# Given instruction
Your task is to output all the records below, word for word.

# Items from a figure collection
==*==
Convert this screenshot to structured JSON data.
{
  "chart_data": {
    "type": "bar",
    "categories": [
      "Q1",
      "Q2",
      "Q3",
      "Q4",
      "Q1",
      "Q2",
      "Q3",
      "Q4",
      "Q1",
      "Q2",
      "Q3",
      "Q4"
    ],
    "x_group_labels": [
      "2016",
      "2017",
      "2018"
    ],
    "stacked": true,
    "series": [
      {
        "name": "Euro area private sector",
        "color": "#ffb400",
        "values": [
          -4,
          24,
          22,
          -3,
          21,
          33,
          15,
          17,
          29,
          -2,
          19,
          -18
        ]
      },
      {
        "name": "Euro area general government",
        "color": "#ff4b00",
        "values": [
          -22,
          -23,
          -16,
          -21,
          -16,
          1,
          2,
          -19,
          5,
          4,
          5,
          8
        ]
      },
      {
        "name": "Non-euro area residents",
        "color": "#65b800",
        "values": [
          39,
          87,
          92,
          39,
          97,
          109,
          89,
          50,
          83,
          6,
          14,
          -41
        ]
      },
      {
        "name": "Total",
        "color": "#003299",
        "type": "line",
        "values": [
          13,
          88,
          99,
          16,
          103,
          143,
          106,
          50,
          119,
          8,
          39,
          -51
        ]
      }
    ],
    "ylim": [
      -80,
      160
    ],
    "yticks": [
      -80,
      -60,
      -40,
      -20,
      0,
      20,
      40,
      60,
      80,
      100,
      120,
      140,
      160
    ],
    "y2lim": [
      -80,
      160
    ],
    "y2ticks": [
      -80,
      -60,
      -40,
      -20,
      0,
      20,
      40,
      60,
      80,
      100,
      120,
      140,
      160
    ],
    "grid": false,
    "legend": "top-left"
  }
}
==*==
# Response to the exercise
Convert this screenshot to structured JSON data.
{
  "chart_data": {
    "type": "bar",
    "categories": [
      "Q1",
      "Q2",
      "Q3",
      "Q4",
      "Q1",
      "Q2",
      "Q3",
      "Q4",
      "Q1",
      "Q2",
      "Q3",
      "Q4"
    ],
    "x_group_labels": [
      "2016",
      "2017",
      "2018"
    ],
    "stacked": true,
    "series": [
      {
        "name": "Euro area private sector",
        "color": "#ffb400",
        "values": [
          -4,
          24,
          22,
          -3,
          21,
          33,
          15,
          17,
          29,
          -2,
          19,
          -18
        ]
      },
      {
        "name": "Euro area general government",
        "color": "#ff4b00",
        "values": [
          -22,
          -23,
          -16,
          -21,
          -16,
          1,
          2,
          -19,
          5,
          4,
          5,
          8
        ]
      },
      {
        "name": "Non-euro area residents",
        "color": "#65b800",
        "values": [
          39,
          87,
          92,
          39,
          97,
          109,
          89,
          50,
          83,
          6,
          14,
          -41
        ]
      },
      {
        "name": "Total",
        "color": "#003299",
        "type": "line",
        "values": [
          13,
          88,
          99,
          16,
          103,
          143,
          106,
          50,
          119,
          8,
          39,
          -51
        ]
      }
    ],
    "ylim": [
      -80,
      160
    ],
    "yticks": [
      -80,
      -60,
      -40,
      -20,
      0,
      20,
      40,
      60,
      80,
      100,
      120,
      140,
      160
    ],
    "y2lim": [
      -80,
      160
    ],
    "y2ticks": [
      -80,
      -60,
      -40,
      -20,
      0,
      20,
      40,
      60,
      80,
      100,
      120,
      140,
      160
    ],
    "grid": false,
    "legend": "top-left"
  }
}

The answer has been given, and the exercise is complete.